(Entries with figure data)
-----

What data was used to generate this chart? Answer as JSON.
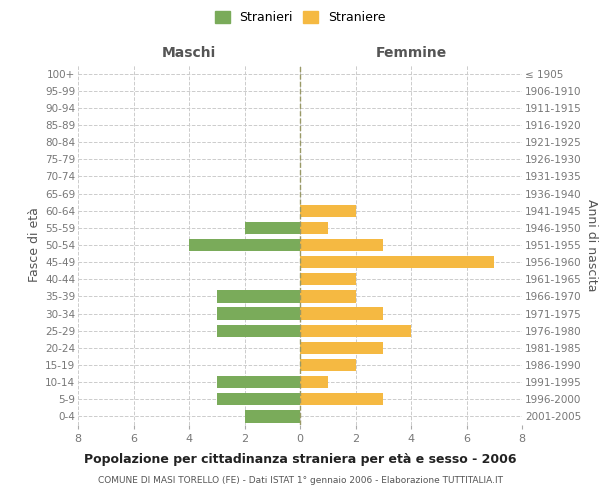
{
  "age_groups": [
    "100+",
    "95-99",
    "90-94",
    "85-89",
    "80-84",
    "75-79",
    "70-74",
    "65-69",
    "60-64",
    "55-59",
    "50-54",
    "45-49",
    "40-44",
    "35-39",
    "30-34",
    "25-29",
    "20-24",
    "15-19",
    "10-14",
    "5-9",
    "0-4"
  ],
  "birth_years": [
    "≤ 1905",
    "1906-1910",
    "1911-1915",
    "1916-1920",
    "1921-1925",
    "1926-1930",
    "1931-1935",
    "1936-1940",
    "1941-1945",
    "1946-1950",
    "1951-1955",
    "1956-1960",
    "1961-1965",
    "1966-1970",
    "1971-1975",
    "1976-1980",
    "1981-1985",
    "1986-1990",
    "1991-1995",
    "1996-2000",
    "2001-2005"
  ],
  "males": [
    0,
    0,
    0,
    0,
    0,
    0,
    0,
    0,
    0,
    2,
    4,
    0,
    0,
    3,
    3,
    3,
    0,
    0,
    3,
    3,
    2
  ],
  "females": [
    0,
    0,
    0,
    0,
    0,
    0,
    0,
    0,
    2,
    1,
    3,
    7,
    2,
    2,
    3,
    4,
    3,
    2,
    1,
    3,
    0
  ],
  "male_color": "#7aab5a",
  "female_color": "#f5b942",
  "title": "Popolazione per cittadinanza straniera per età e sesso - 2006",
  "subtitle": "COMUNE DI MASI TORELLO (FE) - Dati ISTAT 1° gennaio 2006 - Elaborazione TUTTITALIA.IT",
  "ylabel_left": "Fasce di età",
  "ylabel_right": "Anni di nascita",
  "xlabel_left": "Maschi",
  "xlabel_right": "Femmine",
  "xlim": 8,
  "legend_stranieri": "Stranieri",
  "legend_straniere": "Straniere",
  "bg_color": "#ffffff",
  "grid_color": "#cccccc",
  "axis_label_color": "#555555",
  "tick_label_color": "#777777"
}
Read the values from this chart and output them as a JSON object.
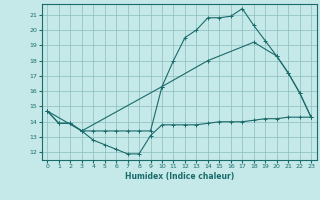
{
  "xlabel": "Humidex (Indice chaleur)",
  "bg_color": "#c5e8e8",
  "grid_color": "#8bbcbc",
  "line_color": "#1a6b6b",
  "xlim": [
    -0.5,
    23.5
  ],
  "ylim": [
    11.5,
    21.7
  ],
  "xticks": [
    0,
    1,
    2,
    3,
    4,
    5,
    6,
    7,
    8,
    9,
    10,
    11,
    12,
    13,
    14,
    15,
    16,
    17,
    18,
    19,
    20,
    21,
    22,
    23
  ],
  "yticks": [
    12,
    13,
    14,
    15,
    16,
    17,
    18,
    19,
    20,
    21
  ],
  "line1_x": [
    0,
    1,
    2,
    3,
    4,
    5,
    6,
    7,
    8,
    9,
    10,
    11,
    12,
    13,
    14,
    15,
    16,
    17,
    18,
    19,
    20,
    21,
    22,
    23
  ],
  "line1_y": [
    14.7,
    13.9,
    13.9,
    13.4,
    12.8,
    12.5,
    12.2,
    11.9,
    11.9,
    13.1,
    13.8,
    13.8,
    13.8,
    13.8,
    13.9,
    14.0,
    14.0,
    14.0,
    14.1,
    14.2,
    14.2,
    14.3,
    14.3,
    14.3
  ],
  "line2_x": [
    0,
    1,
    2,
    3,
    4,
    5,
    6,
    7,
    8,
    9,
    10,
    11,
    12,
    13,
    14,
    15,
    16,
    17,
    18,
    19,
    20,
    21,
    22,
    23
  ],
  "line2_y": [
    14.7,
    13.9,
    13.9,
    13.4,
    13.4,
    13.4,
    13.4,
    13.4,
    13.4,
    13.4,
    16.3,
    18.0,
    19.5,
    20.0,
    20.8,
    20.8,
    20.9,
    21.4,
    20.3,
    19.3,
    18.3,
    17.2,
    15.9,
    14.3
  ],
  "line3_x": [
    0,
    3,
    10,
    14,
    18,
    20,
    21,
    22,
    23
  ],
  "line3_y": [
    14.7,
    13.4,
    16.3,
    18.0,
    19.2,
    18.3,
    17.2,
    15.9,
    14.3
  ]
}
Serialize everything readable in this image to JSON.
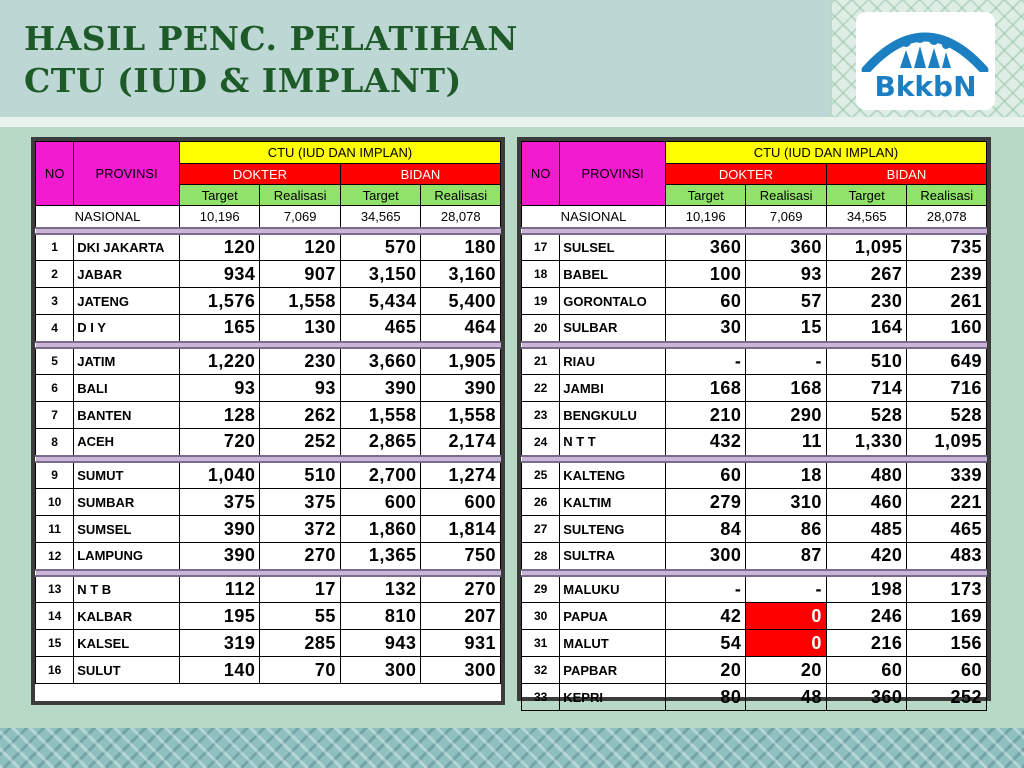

-----

What is required:
Your task is to repeat the data above exactly while excluding the pictures.

Task answer:
What data was used to generate this chart? Answer as JSON.
{
  "age_groups": [
    "100+",
    "95-99",
    "90-94",
    "85-89",
    "80-84",
    "75-79",
    "70-74",
    "65-69",
    "60-64",
    "55-59",
    "50-54",
    "45-49",
    "40-44",
    "35-39",
    "30-34",
    "25-29",
    "20-24",
    "15-19",
    "10-14",
    "5-9",
    "0-4"
  ],
  "birth_years": [
    "≤ 1905",
    "1906-1910",
    "1911-1915",
    "1916-1920",
    "1921-1925",
    "1926-1930",
    "1931-1935",
    "1936-1940",
    "1941-1945",
    "1946-1950",
    "1951-1955",
    "1956-1960",
    "1961-1965",
    "1966-1970",
    "1971-1975",
    "1976-1980",
    "1981-1985",
    "1986-1990",
    "1991-1995",
    "1996-2000",
    "2001-2005"
  ],
  "males": [
    0,
    0,
    0,
    0,
    0,
    0,
    0,
    0,
    0,
    2,
    4,
    0,
    0,
    3,
    3,
    3,
    0,
    0,
    3,
    3,
    2
  ],
  "females": [
    0,
    0,
    0,
    0,
    0,
    0,
    0,
    0,
    2,
    1,
    3,
    7,
    2,
    2,
    3,
    4,
    3,
    2,
    1,
    3,
    0
  ],
  "male_color": "#7aab5a",
  "female_color": "#f5b942",
  "title": "Popolazione per cittadinanza straniera per età e sesso - 2006",
  "subtitle": "COMUNE DI MASI TORELLO (FE) - Dati ISTAT 1° gennaio 2006 - Elaborazione TUTTITALIA.IT",
  "ylabel_left": "Fasce di età",
  "ylabel_right": "Anni di nascita",
  "xlabel_left": "Maschi",
  "xlabel_right": "Femmine",
  "xlim": 8,
  "legend_stranieri": "Stranieri",
  "legend_straniere": "Straniere",
  "bg_color": "#ffffff",
  "grid_color": "#cccccc",
  "axis_label_color": "#555555",
  "tick_label_color": "#777777"
}
Read the values from this chart and output them as a JSON object.
{
  "xlabel": "Humidex (Indice chaleur)",
  "bg_color": "#c5e8e8",
  "grid_color": "#8bbcbc",
  "line_color": "#1a6b6b",
  "xlim": [
    -0.5,
    23.5
  ],
  "ylim": [
    11.5,
    21.7
  ],
  "xticks": [
    0,
    1,
    2,
    3,
    4,
    5,
    6,
    7,
    8,
    9,
    10,
    11,
    12,
    13,
    14,
    15,
    16,
    17,
    18,
    19,
    20,
    21,
    22,
    23
  ],
  "yticks": [
    12,
    13,
    14,
    15,
    16,
    17,
    18,
    19,
    20,
    21
  ],
  "line1_x": [
    0,
    1,
    2,
    3,
    4,
    5,
    6,
    7,
    8,
    9,
    10,
    11,
    12,
    13,
    14,
    15,
    16,
    17,
    18,
    19,
    20,
    21,
    22,
    23
  ],
  "line1_y": [
    14.7,
    13.9,
    13.9,
    13.4,
    12.8,
    12.5,
    12.2,
    11.9,
    11.9,
    13.1,
    13.8,
    13.8,
    13.8,
    13.8,
    13.9,
    14.0,
    14.0,
    14.0,
    14.1,
    14.2,
    14.2,
    14.3,
    14.3,
    14.3
  ],
  "line2_x": [
    0,
    1,
    2,
    3,
    4,
    5,
    6,
    7,
    8,
    9,
    10,
    11,
    12,
    13,
    14,
    15,
    16,
    17,
    18,
    19,
    20,
    21,
    22,
    23
  ],
  "line2_y": [
    14.7,
    13.9,
    13.9,
    13.4,
    13.4,
    13.4,
    13.4,
    13.4,
    13.4,
    13.4,
    16.3,
    18.0,
    19.5,
    20.0,
    20.8,
    20.8,
    20.9,
    21.4,
    20.3,
    19.3,
    18.3,
    17.2,
    15.9,
    14.3
  ],
  "line3_x": [
    0,
    3,
    10,
    14,
    18,
    20,
    21,
    22,
    23
  ],
  "line3_y": [
    14.7,
    13.4,
    16.3,
    18.0,
    19.2,
    18.3,
    17.2,
    15.9,
    14.3
  ]
}
Serialize everything readable in this image to JSON.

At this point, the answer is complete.